(VORLIEGENDER TEXT)
※ ※ ※

Bildung war in den vergangenen fünf Jahren unter Rot-Schwarz eines der bestimmenden Themen. Geschockt durch die schlechten Ergebnisse bei internationalen Vergleichsstudien sollte wieder Boden gutgemacht werden. „Die Presse“ hat sich angeschaut, was Unterrichtsministerin Claudia Schmied (SPÖ) und Wissenschaftsminister Karlheinz Töchterle (ÖVP) gelungen ist, was nicht – und welche Reformen diese Bezeichnung eigentlich gar nicht verdient haben.

Neutral: Zentralmatura

Die Einführung der Zentralmatura hat Eltern, Schüler und Lehrer zugleich verärgert – teils berechtigt, teils aber auch nicht. Während die Kritik am Vorhaben selbst – also daran, dass Schüler künftig das Gleiche leisten müssen, um die Matura zu bestehen – oft von Eigeninteressen geprägt war und damit oft ins Leere ging, hat die überhastete Umsetzung zu Recht für Widerstand gesorgt. Das Ganze gipfelte in der Verschiebung der Zentralmatura.

※ ※ ※

(VORHANDENE ANGABEN)
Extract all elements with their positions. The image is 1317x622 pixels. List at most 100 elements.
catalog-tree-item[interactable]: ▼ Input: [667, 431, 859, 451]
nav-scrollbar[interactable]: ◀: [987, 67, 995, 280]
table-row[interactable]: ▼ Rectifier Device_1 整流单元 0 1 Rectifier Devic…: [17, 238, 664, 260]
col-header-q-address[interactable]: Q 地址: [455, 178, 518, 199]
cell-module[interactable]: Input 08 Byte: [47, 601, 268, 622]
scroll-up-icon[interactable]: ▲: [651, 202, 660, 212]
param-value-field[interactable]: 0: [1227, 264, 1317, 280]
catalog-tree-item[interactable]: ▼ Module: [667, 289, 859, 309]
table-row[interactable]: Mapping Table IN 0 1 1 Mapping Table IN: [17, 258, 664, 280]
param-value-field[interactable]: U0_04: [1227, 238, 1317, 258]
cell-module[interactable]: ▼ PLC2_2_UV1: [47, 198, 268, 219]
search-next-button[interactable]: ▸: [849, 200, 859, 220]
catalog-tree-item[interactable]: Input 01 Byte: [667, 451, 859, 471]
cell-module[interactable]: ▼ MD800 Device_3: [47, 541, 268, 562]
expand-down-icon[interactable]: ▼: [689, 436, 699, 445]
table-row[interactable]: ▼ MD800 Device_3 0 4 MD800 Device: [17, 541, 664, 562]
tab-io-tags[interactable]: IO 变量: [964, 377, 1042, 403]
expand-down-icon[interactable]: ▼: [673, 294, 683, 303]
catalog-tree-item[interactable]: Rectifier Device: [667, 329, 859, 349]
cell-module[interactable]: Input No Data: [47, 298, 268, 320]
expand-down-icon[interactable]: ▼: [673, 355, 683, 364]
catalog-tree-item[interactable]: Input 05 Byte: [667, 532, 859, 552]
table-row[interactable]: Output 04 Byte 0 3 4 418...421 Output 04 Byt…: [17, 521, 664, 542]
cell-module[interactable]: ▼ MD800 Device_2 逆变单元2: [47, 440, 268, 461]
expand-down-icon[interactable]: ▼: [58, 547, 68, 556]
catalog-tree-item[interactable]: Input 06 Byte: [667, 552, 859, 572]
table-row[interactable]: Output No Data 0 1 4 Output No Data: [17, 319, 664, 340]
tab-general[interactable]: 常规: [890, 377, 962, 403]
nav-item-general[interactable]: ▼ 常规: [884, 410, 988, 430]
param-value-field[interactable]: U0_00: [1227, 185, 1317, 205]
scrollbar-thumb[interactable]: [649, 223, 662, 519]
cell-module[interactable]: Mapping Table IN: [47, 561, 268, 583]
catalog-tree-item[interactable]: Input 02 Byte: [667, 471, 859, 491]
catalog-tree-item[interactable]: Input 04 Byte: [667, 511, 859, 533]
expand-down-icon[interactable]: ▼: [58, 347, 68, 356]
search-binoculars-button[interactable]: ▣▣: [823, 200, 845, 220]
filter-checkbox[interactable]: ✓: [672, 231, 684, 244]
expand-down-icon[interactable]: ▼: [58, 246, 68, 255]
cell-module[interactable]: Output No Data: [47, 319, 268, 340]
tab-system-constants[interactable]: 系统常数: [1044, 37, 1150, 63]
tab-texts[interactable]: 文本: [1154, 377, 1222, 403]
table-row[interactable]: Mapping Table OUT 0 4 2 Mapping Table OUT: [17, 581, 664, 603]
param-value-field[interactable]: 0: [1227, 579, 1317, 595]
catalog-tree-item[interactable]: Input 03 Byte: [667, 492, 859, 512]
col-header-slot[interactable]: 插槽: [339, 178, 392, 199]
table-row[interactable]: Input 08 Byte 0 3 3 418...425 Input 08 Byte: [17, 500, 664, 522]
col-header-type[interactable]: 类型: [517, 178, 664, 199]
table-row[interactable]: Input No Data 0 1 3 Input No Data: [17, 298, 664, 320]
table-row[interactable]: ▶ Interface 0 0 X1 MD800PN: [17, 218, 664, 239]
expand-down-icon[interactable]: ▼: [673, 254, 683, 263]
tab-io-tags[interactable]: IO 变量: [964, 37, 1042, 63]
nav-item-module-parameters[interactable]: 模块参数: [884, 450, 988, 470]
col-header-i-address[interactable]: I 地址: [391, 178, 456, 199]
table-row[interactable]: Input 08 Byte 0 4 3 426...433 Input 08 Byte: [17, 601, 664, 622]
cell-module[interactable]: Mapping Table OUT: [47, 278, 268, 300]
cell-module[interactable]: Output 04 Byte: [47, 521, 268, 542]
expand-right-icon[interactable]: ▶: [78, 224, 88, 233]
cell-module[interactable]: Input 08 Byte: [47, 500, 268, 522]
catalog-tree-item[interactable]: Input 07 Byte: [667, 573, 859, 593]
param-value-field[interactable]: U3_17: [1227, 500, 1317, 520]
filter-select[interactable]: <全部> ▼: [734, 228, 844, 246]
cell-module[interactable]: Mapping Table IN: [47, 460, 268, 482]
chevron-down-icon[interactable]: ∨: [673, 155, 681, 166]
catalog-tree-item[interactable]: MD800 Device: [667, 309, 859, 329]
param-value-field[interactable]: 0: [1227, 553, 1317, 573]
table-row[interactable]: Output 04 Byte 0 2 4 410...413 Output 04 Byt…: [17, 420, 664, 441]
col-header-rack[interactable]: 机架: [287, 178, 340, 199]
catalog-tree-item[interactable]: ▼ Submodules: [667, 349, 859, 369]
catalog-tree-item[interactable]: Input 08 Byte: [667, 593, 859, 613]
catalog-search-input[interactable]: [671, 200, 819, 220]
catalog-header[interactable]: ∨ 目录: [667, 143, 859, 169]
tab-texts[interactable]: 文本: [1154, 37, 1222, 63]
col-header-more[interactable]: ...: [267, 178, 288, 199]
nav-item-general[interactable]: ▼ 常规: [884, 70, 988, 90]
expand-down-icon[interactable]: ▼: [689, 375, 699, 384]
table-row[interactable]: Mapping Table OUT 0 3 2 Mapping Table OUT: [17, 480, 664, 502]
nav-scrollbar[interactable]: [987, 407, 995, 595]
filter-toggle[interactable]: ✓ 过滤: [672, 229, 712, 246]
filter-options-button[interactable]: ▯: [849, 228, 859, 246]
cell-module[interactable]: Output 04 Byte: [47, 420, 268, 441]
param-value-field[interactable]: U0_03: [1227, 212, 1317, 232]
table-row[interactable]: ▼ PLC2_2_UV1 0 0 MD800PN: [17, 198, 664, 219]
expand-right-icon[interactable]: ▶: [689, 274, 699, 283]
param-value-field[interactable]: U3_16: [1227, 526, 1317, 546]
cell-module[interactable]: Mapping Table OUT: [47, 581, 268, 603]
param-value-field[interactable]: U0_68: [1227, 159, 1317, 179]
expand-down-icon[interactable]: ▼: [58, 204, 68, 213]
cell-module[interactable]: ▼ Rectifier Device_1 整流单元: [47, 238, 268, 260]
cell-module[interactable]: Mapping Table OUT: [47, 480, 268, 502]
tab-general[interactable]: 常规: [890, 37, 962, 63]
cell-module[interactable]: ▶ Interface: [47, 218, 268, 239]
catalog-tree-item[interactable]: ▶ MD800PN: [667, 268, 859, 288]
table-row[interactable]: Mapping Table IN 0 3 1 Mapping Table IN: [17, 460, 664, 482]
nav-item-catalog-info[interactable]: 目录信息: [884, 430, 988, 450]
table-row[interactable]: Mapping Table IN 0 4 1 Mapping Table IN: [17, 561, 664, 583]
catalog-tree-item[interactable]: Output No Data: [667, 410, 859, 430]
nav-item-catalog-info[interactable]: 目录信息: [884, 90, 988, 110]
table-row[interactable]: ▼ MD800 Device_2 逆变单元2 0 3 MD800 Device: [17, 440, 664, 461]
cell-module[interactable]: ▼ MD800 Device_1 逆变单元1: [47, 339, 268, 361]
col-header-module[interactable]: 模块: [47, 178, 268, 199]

※ ※ ※

(DEINE AUFGABEN)
**a)** Gib aus dem Text zur Bildungspolitik den Abschnitt wörtlich wieder, der bei „Die Einführung der“ anfängt und bei „Verschiebung der Zentralmatura.“ aufhört.
**b)** Welcher Partei gehört Wissenschaftsminister Karlheinz Töchterle laut dem Text zur Bildungspolitik an?
**c)** Schreib den Text zur Bildungspolitik nach seinem letzten Satz weiter.

(ANTWORTEN JE AUFGABE)
**a)**
Die Einführung der Zentralmatura hat Eltern, Schüler und Lehrer zugleich verärgert – teils berechtigt, teils aber auch nicht. Während die Kritik am Vorhaben selbst – also daran, dass Schüler künftig das Gleiche leisten müssen, um die Matura zu bestehen – oft von Eigeninteressen geprägt war und damit oft ins Leere ging, hat die überhastete Umsetzung zu Recht für Widerstand gesorgt. Das Ganze gipfelte in der Verschiebung der Zentralmatura.

**b)** Der ÖVP.

**c)**
Nun wird man erst 2015 sehen, was diese bewirkt.

Plus: Bildungsstandards

Die Ergebnisse der ersten Testung waren mehr als ernüchternd, das schmälert aber nicht das Instrument. Auch wenn manche Kritiker monieren, vom Wiegen werde die Sau nicht fetter: Die Standards in einer Schulrealität zu etablieren, die mit Evaluierung in der Regel wenig anfangen kann, muss man als Erfolg anerkennen. Wird mit den Standards selbst auch noch transparent umgegangen – hier haperte es zuletzt noch –, sind sie sicherlich einer der Erfolge.

Minus: Lehrerdienstrecht

Seit Jahren wird verhandelt. Und auch wenn die Regierung vor der Wahl – mit oder ohne Gewerkschaft – noch eine Punktation schaffen sollte: Ein großer Wurf wird es wohl nicht. Ein modernes Dienstrecht getraute sich die Regierung nie zu fordern. Das, was modern war, wird von der ÖVP-dominierten Gewerkschaft rausreklamiert. Die übrigens nur so stark ist, wie die Regierung schwach ist, was nicht zuletzt an der ÖVP liegt: Die wollte ihre Klientel (zu) lange nicht verschrecken.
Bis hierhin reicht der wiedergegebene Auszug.